**Written instruction**
Check each line of the listing for the string "both", then state how many lines have it. Only the number is wanted.

**Entries supplied**
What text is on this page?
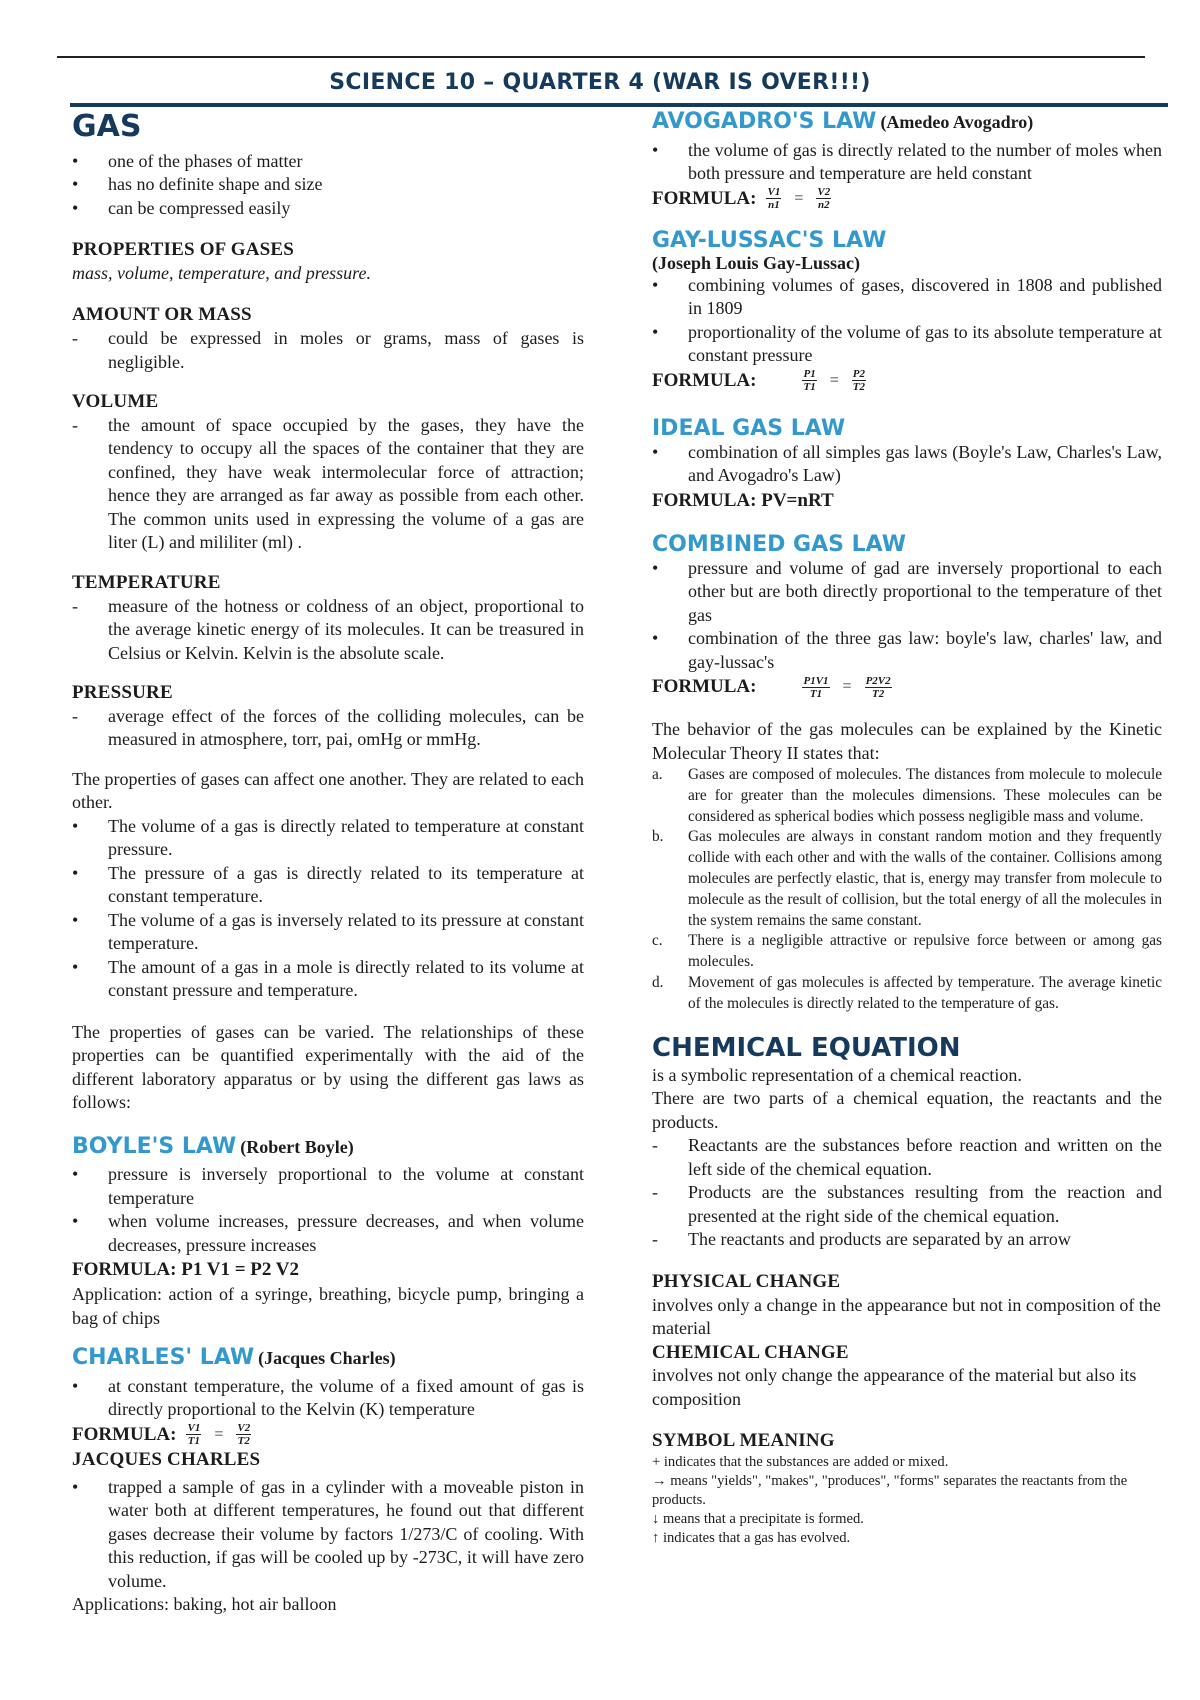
SCIENCE 10 – QUARTER 4 (WAR IS OVER!!!)
GAS
• one of the phases of matter
• has no definite shape and size
• can be compressed easily
PROPERTIES OF GASES

mass, volume, temperature, and pressure.

AMOUNT OR MASS
- could be expressed in moles or grams, mass of gases is negligible.
VOLUME
- the amount of space occupied by the gases, they have the tendency to occupy all the spaces of the container that they are confined, they have weak intermolecular force of attraction; hence they are arranged as far away as possible from each other. The common units used in expressing the volume of a gas are liter (L) and mililiter (ml) .
TEMPERATURE
- measure of the hotness or coldness of an object, proportional to the average kinetic energy of its molecules. It can be treasured in Celsius or Kelvin. Kelvin is the absolute scale.
PRESSURE
- average effect of the forces of the colliding molecules, can be measured in atmosphere, torr, pai, omHg or mmHg.

The properties of gases can affect one another. They are related to each other.

• The volume of a gas is directly related to temperature at constant pressure.
• The pressure of a gas is directly related to its temperature at constant temperature.
• The volume of a gas is inversely related to its pressure at constant temperature.
• The amount of a gas in a mole is directly related to its volume at constant pressure and temperature.

The properties of gases can be varied. The relationships of these properties can be quantified experimentally with the aid of the different laboratory apparatus or by using the different gas laws as follows:

BOYLE'S LAW (Robert Boyle)
• pressure is inversely proportional to the volume at constant temperature
• when volume increases, pressure decreases, and when volume decreases, pressure increases
FORMULA: P1 V1 = P2 V2

Application: action of a syringe, breathing, bicycle pump, bringing a bag of chips

CHARLES' LAW (Jacques Charles)
• at constant temperature, the volume of a fixed amount of gas is directly proportional to the Kelvin (K) temperature
FORMULA: $\frac{V1}{T1} = \frac{V2}{T2}$
JACQUES CHARLES
• trapped a sample of gas in a cylinder with a moveable piston in water both at different temperatures, he found out that different gases decrease their volume by factors 1/273/C of cooling. With this reduction, if gas will be cooled up by -273C, it will have zero volume.

Applications: baking, hot air balloon

AVOGADRO'S LAW (Amedeo Avogadro)
• the volume of gas is directly related to the number of moles when both pressure and temperature are held constant
FORMULA: $\frac{V1}{n1} = \frac{V2}{n2}$
GAY-LUSSAC'S LAW
(Joseph Louis Gay-Lussac)
• combining volumes of gases, discovered in 1808 and published in 1809
• proportionality of the volume of gas to its absolute temperature at constant pressure
FORMULA:	$\frac{P1}{T1} = \frac{P2}{T2}$
IDEAL GAS LAW
• combination of all simples gas laws (Boyle's Law, Charles's Law, and Avogadro's Law)
FORMULA: PV=nRT
COMBINED GAS LAW
• pressure and volume of gad are inversely proportional to each other but are both directly proportional to the temperature of thet gas
• combination of the three gas law: boyle's law, charles' law, and gay-lussac's
FORMULA:	$\frac{P1V1}{T1} = \frac{P2V2}{T2}$

The behavior of the gas molecules can be explained by the Kinetic Molecular Theory II states that:

a. Gases are composed of molecules. The distances from molecule to molecule are for greater than the molecules dimensions. These molecules can be considered as spherical bodies which possess negligible mass and volume.
b. Gas molecules are always in constant random motion and they frequently collide with each other and with the walls of the container. Collisions among molecules are perfectly elastic, that is, energy may transfer from molecule to molecule as the result of collision, but the total energy of all the molecules in the system remains the same constant.
c. There is a negligible attractive or repulsive force between or among gas molecules.
d. Movement of gas molecules is affected by temperature. The average kinetic of the molecules is directly related to the temperature of gas.
CHEMICAL EQUATION

is a symbolic representation of a chemical reaction.

There are two parts of a chemical equation, the reactants and the products.

- Reactants are the substances before reaction and written on the left side of the chemical equation.
- Products are the substances resulting from the reaction and presented at the right side of the chemical equation.
- The reactants and products are separated by an arrow
PHYSICAL CHANGE

involves only a change in the appearance but not in composition of the material

CHEMICAL CHANGE

involves not only change the appearance of the material but also its composition

SYMBOL MEANING

+ indicates that the substances are added or mixed.

→ means "yields", "makes", "produces", "forms" separates the reactants from the products.

↓ means that a precipitate is formed.

↑ indicates that a gas has evolved.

**Result**
3